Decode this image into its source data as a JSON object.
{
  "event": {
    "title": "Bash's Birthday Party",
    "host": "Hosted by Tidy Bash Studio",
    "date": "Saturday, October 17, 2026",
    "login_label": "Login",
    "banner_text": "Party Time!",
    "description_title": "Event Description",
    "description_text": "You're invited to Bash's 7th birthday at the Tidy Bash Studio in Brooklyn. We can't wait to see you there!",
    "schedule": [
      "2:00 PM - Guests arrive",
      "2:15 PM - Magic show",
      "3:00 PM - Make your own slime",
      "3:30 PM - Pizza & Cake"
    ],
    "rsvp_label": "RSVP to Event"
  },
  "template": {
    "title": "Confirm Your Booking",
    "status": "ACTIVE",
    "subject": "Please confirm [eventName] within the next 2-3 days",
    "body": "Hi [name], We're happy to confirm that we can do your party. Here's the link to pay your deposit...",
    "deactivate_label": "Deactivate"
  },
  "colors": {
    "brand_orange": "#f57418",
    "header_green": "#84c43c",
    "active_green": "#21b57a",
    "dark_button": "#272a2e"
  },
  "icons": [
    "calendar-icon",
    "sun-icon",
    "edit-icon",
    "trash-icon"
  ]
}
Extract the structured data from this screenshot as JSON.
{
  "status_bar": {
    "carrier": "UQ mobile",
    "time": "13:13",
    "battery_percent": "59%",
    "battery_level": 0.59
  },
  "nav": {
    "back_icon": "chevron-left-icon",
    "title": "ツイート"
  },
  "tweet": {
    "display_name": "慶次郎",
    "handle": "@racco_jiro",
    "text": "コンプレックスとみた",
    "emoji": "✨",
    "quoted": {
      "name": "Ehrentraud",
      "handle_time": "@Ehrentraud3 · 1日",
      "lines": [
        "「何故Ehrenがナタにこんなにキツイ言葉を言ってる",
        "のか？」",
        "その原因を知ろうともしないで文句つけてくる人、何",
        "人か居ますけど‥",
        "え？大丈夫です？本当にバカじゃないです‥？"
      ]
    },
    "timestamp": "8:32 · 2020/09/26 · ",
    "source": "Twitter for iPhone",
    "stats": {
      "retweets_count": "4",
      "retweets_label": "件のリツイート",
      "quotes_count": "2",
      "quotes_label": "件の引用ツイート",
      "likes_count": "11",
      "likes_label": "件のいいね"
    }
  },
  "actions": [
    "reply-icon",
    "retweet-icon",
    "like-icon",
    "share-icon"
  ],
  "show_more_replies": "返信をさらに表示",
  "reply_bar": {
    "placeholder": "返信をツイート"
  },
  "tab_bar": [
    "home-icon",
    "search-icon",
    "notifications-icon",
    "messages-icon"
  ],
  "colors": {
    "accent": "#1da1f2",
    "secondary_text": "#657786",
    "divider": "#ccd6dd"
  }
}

☆ ☆ ☆

**Exercise goal:**
Repeat all the records. Match each line exactly.

**Result of the exercise:**
Decode this image into its source data as a JSON object.
{
  "event": {
    "title": "Bash's Birthday Party",
    "host": "Hosted by Tidy Bash Studio",
    "date": "Saturday, October 17, 2026",
    "login_label": "Login",
    "banner_text": "Party Time!",
    "description_title": "Event Description",
    "description_text": "You're invited to Bash's 7th birthday at the Tidy Bash Studio in Brooklyn. We can't wait to see you there!",
    "schedule": [
      "2:00 PM - Guests arrive",
      "2:15 PM - Magic show",
      "3:00 PM - Make your own slime",
      "3:30 PM - Pizza & Cake"
    ],
    "rsvp_label": "RSVP to Event"
  },
  "template": {
    "title": "Confirm Your Booking",
    "status": "ACTIVE",
    "subject": "Please confirm [eventName] within the next 2-3 days",
    "body": "Hi [name], We're happy to confirm that we can do your party. Here's the link to pay your deposit...",
    "deactivate_label": "Deactivate"
  },
  "colors": {
    "brand_orange": "#f57418",
    "header_green": "#84c43c",
    "active_green": "#21b57a",
    "dark_button": "#272a2e"
  },
  "icons": [
    "calendar-icon",
    "sun-icon",
    "edit-icon",
    "trash-icon"
  ]
}
Extract the structured data from this screenshot as JSON.
{
  "status_bar": {
    "carrier": "UQ mobile",
    "time": "13:13",
    "battery_percent": "59%",
    "battery_level": 0.59
  },
  "nav": {
    "back_icon": "chevron-left-icon",
    "title": "ツイート"
  },
  "tweet": {
    "display_name": "慶次郎",
    "handle": "@racco_jiro",
    "text": "コンプレックスとみた",
    "emoji": "✨",
    "quoted": {
      "name": "Ehrentraud",
      "handle_time": "@Ehrentraud3 · 1日",
      "lines": [
        "「何故Ehrenがナタにこんなにキツイ言葉を言ってる",
        "のか？」",
        "その原因を知ろうともしないで文句つけてくる人、何",
        "人か居ますけど‥",
        "え？大丈夫です？本当にバカじゃないです‥？"
      ]
    },
    "timestamp": "8:32 · 2020/09/26 · ",
    "source": "Twitter for iPhone",
    "stats": {
      "retweets_count": "4",
      "retweets_label": "件のリツイート",
      "quotes_count": "2",
      "quotes_label": "件の引用ツイート",
      "likes_count": "11",
      "likes_label": "件のいいね"
    }
  },
  "actions": [
    "reply-icon",
    "retweet-icon",
    "like-icon",
    "share-icon"
  ],
  "show_more_replies": "返信をさらに表示",
  "reply_bar": {
    "placeholder": "返信をツイート"
  },
  "tab_bar": [
    "home-icon",
    "search-icon",
    "notifications-icon",
    "messages-icon"
  ],
  "colors": {
    "accent": "#1da1f2",
    "secondary_text": "#657786",
    "divider": "#ccd6dd"
  }
}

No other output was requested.